Records contained in a dataset
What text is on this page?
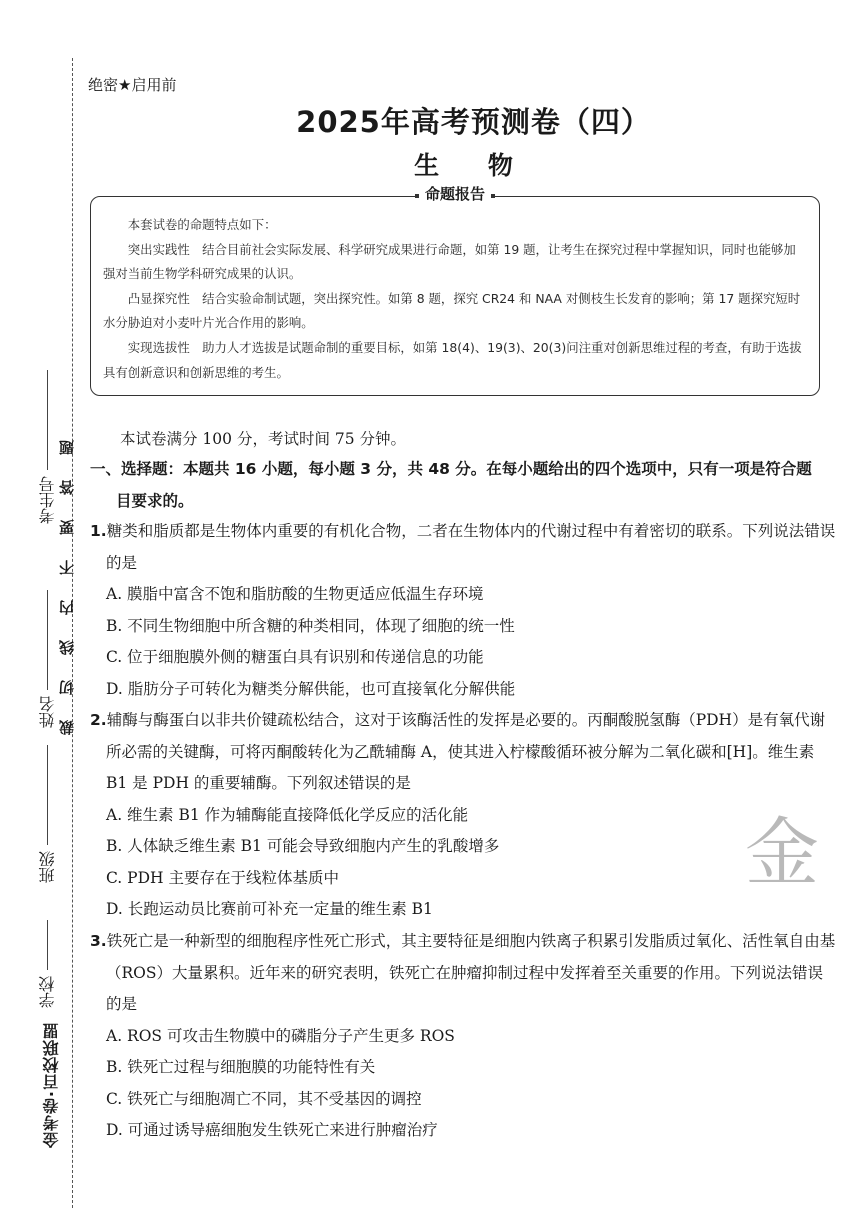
学校
班级
姓名
考生号
题
答
要
不
内
线
切
裁
金考卷·百校联盟
绝密★启用前
2025年高考预测卷（四）
生 物
命题报告

本套试卷的命题特点如下：

突出实践性　结合目前社会实际发展、科学研究成果进行命题，如第 19 题，让考生在探究过程中掌握知识，同时也能够加强对当前生物学科研究成果的认识。

凸显探究性　结合实验命制试题，突出探究性。如第 8 题，探究 CR24 和 NAA 对侧枝生长发育的影响；第 17 题探究短时水分胁迫对小麦叶片光合作用的影响。

实现选拔性　助力人才选拔是试题命制的重要目标，如第 18(4)、19(3)、20(3)问注重对创新思维过程的考查，有助于选拔具有创新意识和创新思维的考生。

本试卷满分 100 分，考试时间 75 分钟。
一、选择题：本题共 16 小题，每小题 3 分，共 48 分。在每小题给出的四个选项中，只有一项是符合题
目要求的。
1.糖类和脂质都是生物体内重要的有机化合物，二者在生物体内的代谢过程中有着密切的联系。下列说法错误的是
A. 膜脂中富含不饱和脂肪酸的生物更适应低温生存环境
B. 不同生物细胞中所含糖的种类相同，体现了细胞的统一性
C. 位于细胞膜外侧的糖蛋白具有识别和传递信息的功能
D. 脂肪分子可转化为糖类分解供能，也可直接氧化分解供能
2.辅酶与酶蛋白以非共价键疏松结合，这对于该酶活性的发挥是必要的。丙酮酸脱氢酶（PDH）是有氧代谢所必需的关键酶，可将丙酮酸转化为乙酰辅酶 A，使其进入柠檬酸循环被分解为二氧化碳和[H]。维生素 B1 是 PDH 的重要辅酶。下列叙述错误的是
A. 维生素 B1 作为辅酶能直接降低化学反应的活化能
B. 人体缺乏维生素 B1 可能会导致细胞内产生的乳酸增多
C. PDH 主要存在于线粒体基质中
D. 长跑运动员比赛前可补充一定量的维生素 B1
3.铁死亡是一种新型的细胞程序性死亡形式，其主要特征是细胞内铁离子积累引发脂质过氧化、活性氧自由基（ROS）大量累积。近年来的研究表明，铁死亡在肿瘤抑制过程中发挥着至关重要的作用。下列说法错误的是
A. ROS 可攻击生物膜中的磷脂分子产生更多 ROS
B. 铁死亡过程与细胞膜的功能特性有关
C. 铁死亡与细胞凋亡不同，其不受基因的调控
D. 可通过诱导癌细胞发生铁死亡来进行肿瘤治疗
金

● **What you are asked to do**
Display every line of the listing that contains the string "下列说法错误的是".

● **Final answer**
1.糖类和脂质都是生物体内重要的有机化合物，二者在生物体内的代谢过程中有着密切的联系。下列说法错误的是
3.铁死亡是一种新型的细胞程序性死亡形式，其主要特征是细胞内铁离子积累引发脂质过氧化、活性氧自由基（ROS）大量累积。近年来的研究表明，铁死亡在肿瘤抑制过程中发挥着至关重要的作用。下列说法错误的是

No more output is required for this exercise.